STATED TASK: The records below must be copied in full; omit the images.

Saved data entries:
# # # # #

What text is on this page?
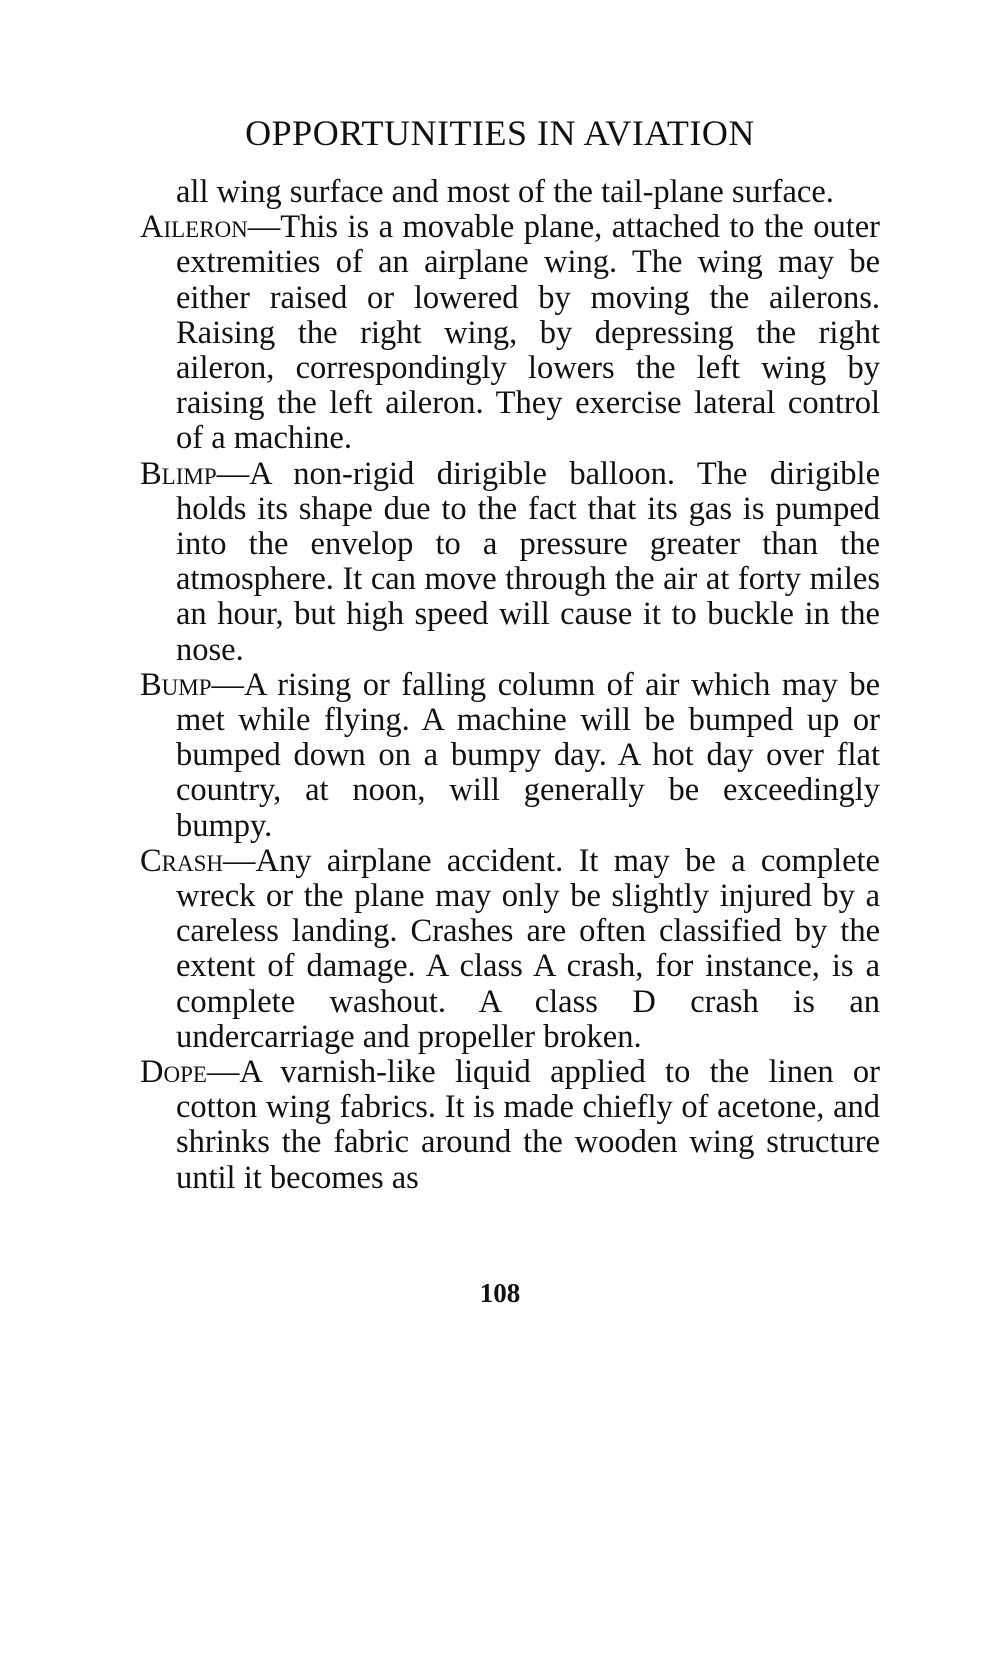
OPPORTUNITIES IN AVIATION

all wing surface and most of the tail-plane surface.

Aileron—This is a movable plane, attached to the outer extremities of an airplane wing. The wing may be either raised or lowered by moving the ailerons. Raising the right wing, by depressing the right aileron, correspondingly lowers the left wing by raising the left aileron. They exercise lateral control of a machine.

Blimp—A non-rigid dirigible balloon. The dirigible holds its shape due to the fact that its gas is pumped into the envelop to a pressure greater than the atmosphere. It can move through the air at forty miles an hour, but high speed will cause it to buckle in the nose.

Bump—A rising or falling column of air which may be met while flying. A machine will be bumped up or bumped down on a bumpy day. A hot day over flat country, at noon, will generally be exceedingly bumpy.

Crash—Any airplane accident. It may be a complete wreck or the plane may only be slightly injured by a careless landing. Crashes are often classified by the extent of damage. A class A crash, for instance, is a complete washout. A class D crash is an undercarriage and propeller broken.

Dope—A varnish-like liquid applied to the linen or cotton wing fabrics. It is made chiefly of acetone, and shrinks the fabric around the wooden wing structure until it becomes as

108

# # # # #

ANSWER IN FULL:
What text is on this page?
OPPORTUNITIES IN AVIATION

all wing surface and most of the tail-plane surface.

Aileron—This is a movable plane, attached to the outer extremities of an airplane wing. The wing may be either raised or lowered by moving the ailerons. Raising the right wing, by depressing the right aileron, correspondingly lowers the left wing by raising the left aileron. They exercise lateral control of a machine.

Blimp—A non-rigid dirigible balloon. The dirigible holds its shape due to the fact that its gas is pumped into the envelop to a pressure greater than the atmosphere. It can move through the air at forty miles an hour, but high speed will cause it to buckle in the nose.

Bump—A rising or falling column of air which may be met while flying. A machine will be bumped up or bumped down on a bumpy day. A hot day over flat country, at noon, will generally be exceedingly bumpy.

Crash—Any airplane accident. It may be a complete wreck or the plane may only be slightly injured by a careless landing. Crashes are often classified by the extent of damage. A class A crash, for instance, is a complete washout. A class D crash is an undercarriage and propeller broken.

Dope—A varnish-like liquid applied to the linen or cotton wing fabrics. It is made chiefly of acetone, and shrinks the fabric around the wooden wing structure until it becomes as

108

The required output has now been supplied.